• [DIRECTIVE]: Return each line of the data below exactly, omitting any pictures.

Data listing

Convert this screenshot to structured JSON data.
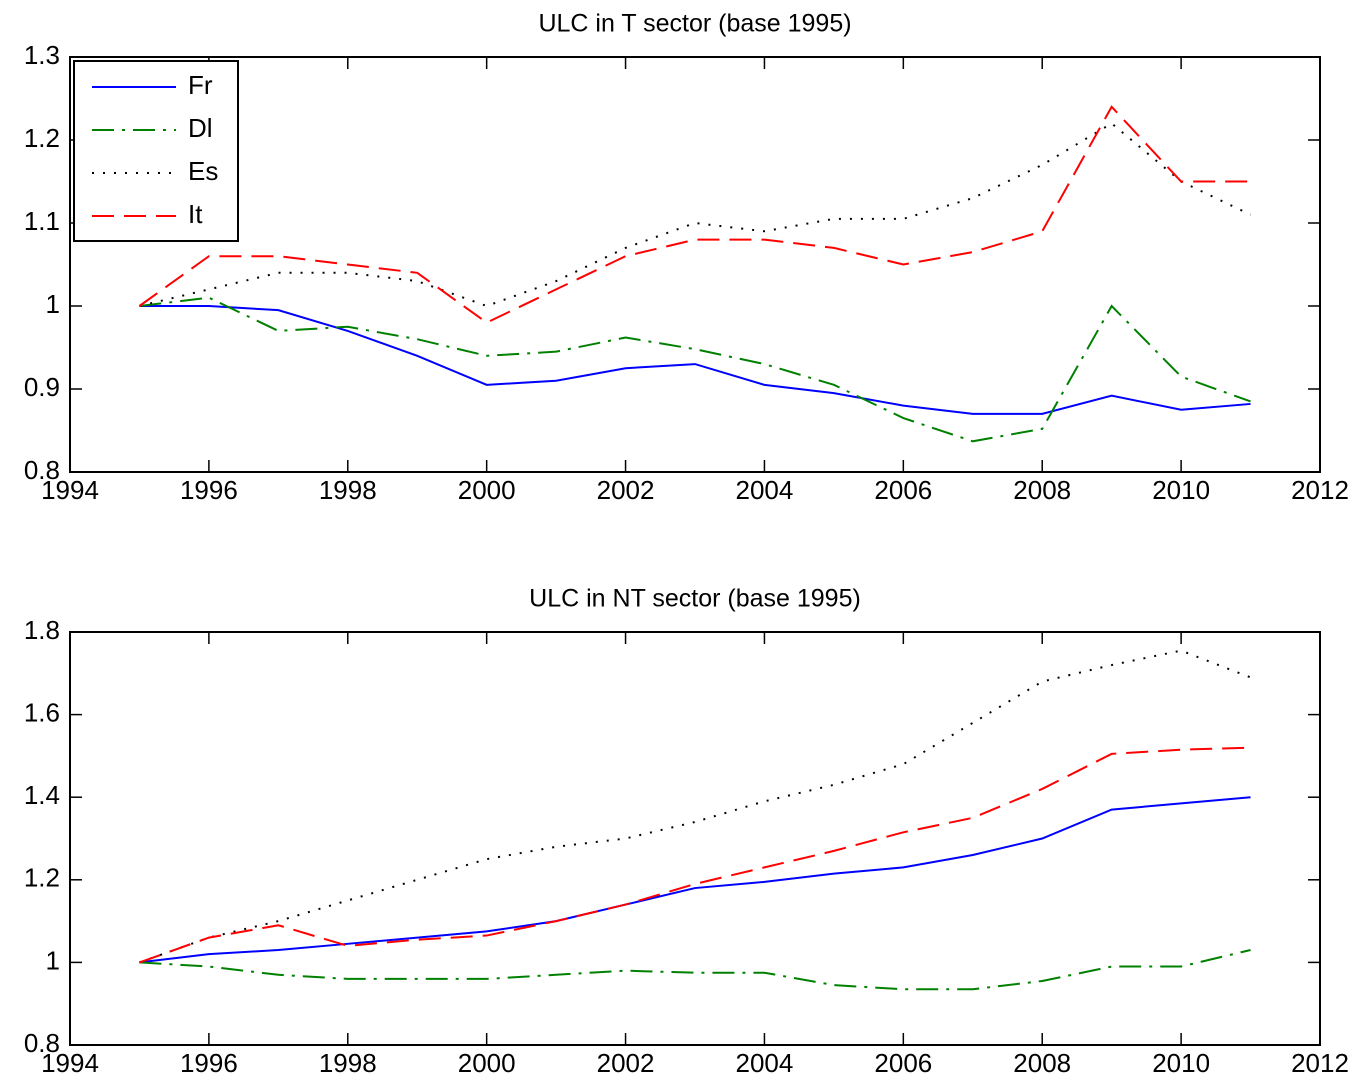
{
  "chart_data": [
    {
      "type": "line",
      "title": "ULC in T sector (base 1995)",
      "x": [
        1995,
        1996,
        1997,
        1998,
        1999,
        2000,
        2001,
        2002,
        2003,
        2004,
        2005,
        2006,
        2007,
        2008,
        2009,
        2010,
        2011
      ],
      "series": [
        {
          "name": "Fr",
          "color": "#0000ff",
          "linestyle": "solid",
          "values": [
            1.0,
            1.0,
            0.995,
            0.97,
            0.94,
            0.905,
            0.91,
            0.925,
            0.93,
            0.905,
            0.895,
            0.88,
            0.87,
            0.87,
            0.892,
            0.875,
            0.882
          ]
        },
        {
          "name": "Dl",
          "color": "#008000",
          "linestyle": "dashdot",
          "values": [
            1.0,
            1.01,
            0.97,
            0.975,
            0.96,
            0.94,
            0.945,
            0.962,
            0.948,
            0.93,
            0.905,
            0.865,
            0.837,
            0.852,
            1.0,
            0.915,
            0.885
          ]
        },
        {
          "name": "Es",
          "color": "#000000",
          "linestyle": "dotted",
          "values": [
            1.0,
            1.02,
            1.04,
            1.04,
            1.03,
            1.0,
            1.03,
            1.07,
            1.1,
            1.09,
            1.105,
            1.105,
            1.13,
            1.17,
            1.22,
            1.15,
            1.11
          ]
        },
        {
          "name": "It",
          "color": "#ff0000",
          "linestyle": "dashed",
          "values": [
            1.0,
            1.06,
            1.06,
            1.05,
            1.04,
            0.98,
            1.02,
            1.06,
            1.08,
            1.08,
            1.07,
            1.05,
            1.065,
            1.09,
            1.24,
            1.15,
            1.15
          ]
        }
      ],
      "xlim": [
        1994,
        2012
      ],
      "xticks": [
        1994,
        1996,
        1998,
        2000,
        2002,
        2004,
        2006,
        2008,
        2010,
        2012
      ],
      "ylim": [
        0.8,
        1.3
      ],
      "yticks": [
        0.8,
        0.9,
        1,
        1.1,
        1.2,
        1.3
      ],
      "legend": "upper left"
    },
    {
      "type": "line",
      "title": "ULC in NT sector (base 1995)",
      "x": [
        1995,
        1996,
        1997,
        1998,
        1999,
        2000,
        2001,
        2002,
        2003,
        2004,
        2005,
        2006,
        2007,
        2008,
        2009,
        2010,
        2011
      ],
      "series": [
        {
          "color": "#0000ff",
          "linestyle": "solid",
          "values": [
            1.0,
            1.02,
            1.03,
            1.045,
            1.06,
            1.075,
            1.1,
            1.14,
            1.18,
            1.195,
            1.215,
            1.23,
            1.26,
            1.3,
            1.37,
            1.385,
            1.4
          ]
        },
        {
          "color": "#008000",
          "linestyle": "dashdot",
          "values": [
            1.0,
            0.99,
            0.97,
            0.96,
            0.96,
            0.96,
            0.97,
            0.98,
            0.975,
            0.975,
            0.945,
            0.935,
            0.935,
            0.955,
            0.99,
            0.99,
            1.03
          ]
        },
        {
          "color": "#000000",
          "linestyle": "dotted",
          "values": [
            1.0,
            1.06,
            1.1,
            1.15,
            1.2,
            1.25,
            1.28,
            1.3,
            1.34,
            1.39,
            1.43,
            1.48,
            1.58,
            1.68,
            1.72,
            1.755,
            1.69
          ]
        },
        {
          "color": "#ff0000",
          "linestyle": "dashed",
          "values": [
            1.0,
            1.06,
            1.09,
            1.04,
            1.055,
            1.065,
            1.1,
            1.14,
            1.19,
            1.23,
            1.27,
            1.315,
            1.35,
            1.42,
            1.505,
            1.515,
            1.52
          ]
        }
      ],
      "xlim": [
        1994,
        2012
      ],
      "xticks": [
        1994,
        1996,
        1998,
        2000,
        2002,
        2004,
        2006,
        2008,
        2010,
        2012
      ],
      "ylim": [
        0.8,
        1.8
      ],
      "yticks": [
        0.8,
        1,
        1.2,
        1.4,
        1.6,
        1.8
      ]
    }
  ]
}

• [EXERCISE SOLUTION]:
Convert this screenshot to structured JSON data.
{
  "chart_data": [
    {
      "type": "line",
      "title": "ULC in T sector (base 1995)",
      "x": [
        1995,
        1996,
        1997,
        1998,
        1999,
        2000,
        2001,
        2002,
        2003,
        2004,
        2005,
        2006,
        2007,
        2008,
        2009,
        2010,
        2011
      ],
      "series": [
        {
          "name": "Fr",
          "color": "#0000ff",
          "linestyle": "solid",
          "values": [
            1.0,
            1.0,
            0.995,
            0.97,
            0.94,
            0.905,
            0.91,
            0.925,
            0.93,
            0.905,
            0.895,
            0.88,
            0.87,
            0.87,
            0.892,
            0.875,
            0.882
          ]
        },
        {
          "name": "Dl",
          "color": "#008000",
          "linestyle": "dashdot",
          "values": [
            1.0,
            1.01,
            0.97,
            0.975,
            0.96,
            0.94,
            0.945,
            0.962,
            0.948,
            0.93,
            0.905,
            0.865,
            0.837,
            0.852,
            1.0,
            0.915,
            0.885
          ]
        },
        {
          "name": "Es",
          "color": "#000000",
          "linestyle": "dotted",
          "values": [
            1.0,
            1.02,
            1.04,
            1.04,
            1.03,
            1.0,
            1.03,
            1.07,
            1.1,
            1.09,
            1.105,
            1.105,
            1.13,
            1.17,
            1.22,
            1.15,
            1.11
          ]
        },
        {
          "name": "It",
          "color": "#ff0000",
          "linestyle": "dashed",
          "values": [
            1.0,
            1.06,
            1.06,
            1.05,
            1.04,
            0.98,
            1.02,
            1.06,
            1.08,
            1.08,
            1.07,
            1.05,
            1.065,
            1.09,
            1.24,
            1.15,
            1.15
          ]
        }
      ],
      "xlim": [
        1994,
        2012
      ],
      "xticks": [
        1994,
        1996,
        1998,
        2000,
        2002,
        2004,
        2006,
        2008,
        2010,
        2012
      ],
      "ylim": [
        0.8,
        1.3
      ],
      "yticks": [
        0.8,
        0.9,
        1,
        1.1,
        1.2,
        1.3
      ],
      "legend": "upper left"
    },
    {
      "type": "line",
      "title": "ULC in NT sector (base 1995)",
      "x": [
        1995,
        1996,
        1997,
        1998,
        1999,
        2000,
        2001,
        2002,
        2003,
        2004,
        2005,
        2006,
        2007,
        2008,
        2009,
        2010,
        2011
      ],
      "series": [
        {
          "color": "#0000ff",
          "linestyle": "solid",
          "values": [
            1.0,
            1.02,
            1.03,
            1.045,
            1.06,
            1.075,
            1.1,
            1.14,
            1.18,
            1.195,
            1.215,
            1.23,
            1.26,
            1.3,
            1.37,
            1.385,
            1.4
          ]
        },
        {
          "color": "#008000",
          "linestyle": "dashdot",
          "values": [
            1.0,
            0.99,
            0.97,
            0.96,
            0.96,
            0.96,
            0.97,
            0.98,
            0.975,
            0.975,
            0.945,
            0.935,
            0.935,
            0.955,
            0.99,
            0.99,
            1.03
          ]
        },
        {
          "color": "#000000",
          "linestyle": "dotted",
          "values": [
            1.0,
            1.06,
            1.1,
            1.15,
            1.2,
            1.25,
            1.28,
            1.3,
            1.34,
            1.39,
            1.43,
            1.48,
            1.58,
            1.68,
            1.72,
            1.755,
            1.69
          ]
        },
        {
          "color": "#ff0000",
          "linestyle": "dashed",
          "values": [
            1.0,
            1.06,
            1.09,
            1.04,
            1.055,
            1.065,
            1.1,
            1.14,
            1.19,
            1.23,
            1.27,
            1.315,
            1.35,
            1.42,
            1.505,
            1.515,
            1.52
          ]
        }
      ],
      "xlim": [
        1994,
        2012
      ],
      "xticks": [
        1994,
        1996,
        1998,
        2000,
        2002,
        2004,
        2006,
        2008,
        2010,
        2012
      ],
      "ylim": [
        0.8,
        1.8
      ],
      "yticks": [
        0.8,
        1,
        1.2,
        1.4,
        1.6,
        1.8
      ]
    }
  ]
}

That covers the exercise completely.